* Start Material shown *
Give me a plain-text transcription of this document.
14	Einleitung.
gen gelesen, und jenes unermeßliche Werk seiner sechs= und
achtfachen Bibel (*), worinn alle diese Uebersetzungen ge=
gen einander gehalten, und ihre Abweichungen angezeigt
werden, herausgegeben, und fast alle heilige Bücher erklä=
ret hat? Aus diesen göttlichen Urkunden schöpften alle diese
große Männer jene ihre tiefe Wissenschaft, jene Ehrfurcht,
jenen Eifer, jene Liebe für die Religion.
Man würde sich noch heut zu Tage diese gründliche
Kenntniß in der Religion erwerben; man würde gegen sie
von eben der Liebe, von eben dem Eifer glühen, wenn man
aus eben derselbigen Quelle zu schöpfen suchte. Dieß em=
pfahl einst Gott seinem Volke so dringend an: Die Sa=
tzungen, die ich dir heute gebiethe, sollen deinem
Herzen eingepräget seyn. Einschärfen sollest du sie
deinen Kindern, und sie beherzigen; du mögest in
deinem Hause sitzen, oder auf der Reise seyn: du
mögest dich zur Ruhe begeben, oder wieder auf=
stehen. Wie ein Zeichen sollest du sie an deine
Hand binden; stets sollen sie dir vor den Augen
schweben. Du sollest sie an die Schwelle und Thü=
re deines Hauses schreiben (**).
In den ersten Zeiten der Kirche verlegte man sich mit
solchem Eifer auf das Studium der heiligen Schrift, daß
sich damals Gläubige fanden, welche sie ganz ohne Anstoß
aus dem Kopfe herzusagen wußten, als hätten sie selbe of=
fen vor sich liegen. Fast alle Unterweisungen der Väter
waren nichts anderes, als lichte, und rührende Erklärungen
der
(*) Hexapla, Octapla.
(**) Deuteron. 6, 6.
* End Material shown *
The request. Write every line of the material above again, exactly.

Reply.
Give me a plain-text transcription of this document.
14	Einleitung.
gen gelesen, und jenes unermeßliche Werk seiner sechs= und
achtfachen Bibel (*), worinn alle diese Uebersetzungen ge=
gen einander gehalten, und ihre Abweichungen angezeigt
werden, herausgegeben, und fast alle heilige Bücher erklä=
ret hat? Aus diesen göttlichen Urkunden schöpften alle diese
große Männer jene ihre tiefe Wissenschaft, jene Ehrfurcht,
jenen Eifer, jene Liebe für die Religion.
Man würde sich noch heut zu Tage diese gründliche
Kenntniß in der Religion erwerben; man würde gegen sie
von eben der Liebe, von eben dem Eifer glühen, wenn man
aus eben derselbigen Quelle zu schöpfen suchte. Dieß em=
pfahl einst Gott seinem Volke so dringend an: Die Sa=
tzungen, die ich dir heute gebiethe, sollen deinem
Herzen eingepräget seyn. Einschärfen sollest du sie
deinen Kindern, und sie beherzigen; du mögest in
deinem Hause sitzen, oder auf der Reise seyn: du
mögest dich zur Ruhe begeben, oder wieder auf=
stehen. Wie ein Zeichen sollest du sie an deine
Hand binden; stets sollen sie dir vor den Augen
schweben. Du sollest sie an die Schwelle und Thü=
re deines Hauses schreiben (**).
In den ersten Zeiten der Kirche verlegte man sich mit
solchem Eifer auf das Studium der heiligen Schrift, daß
sich damals Gläubige fanden, welche sie ganz ohne Anstoß
aus dem Kopfe herzusagen wußten, als hätten sie selbe of=
fen vor sich liegen. Fast alle Unterweisungen der Väter
waren nichts anderes, als lichte, und rührende Erklärungen
der
(*) Hexapla, Octapla.
(**) Deuteron. 6, 6.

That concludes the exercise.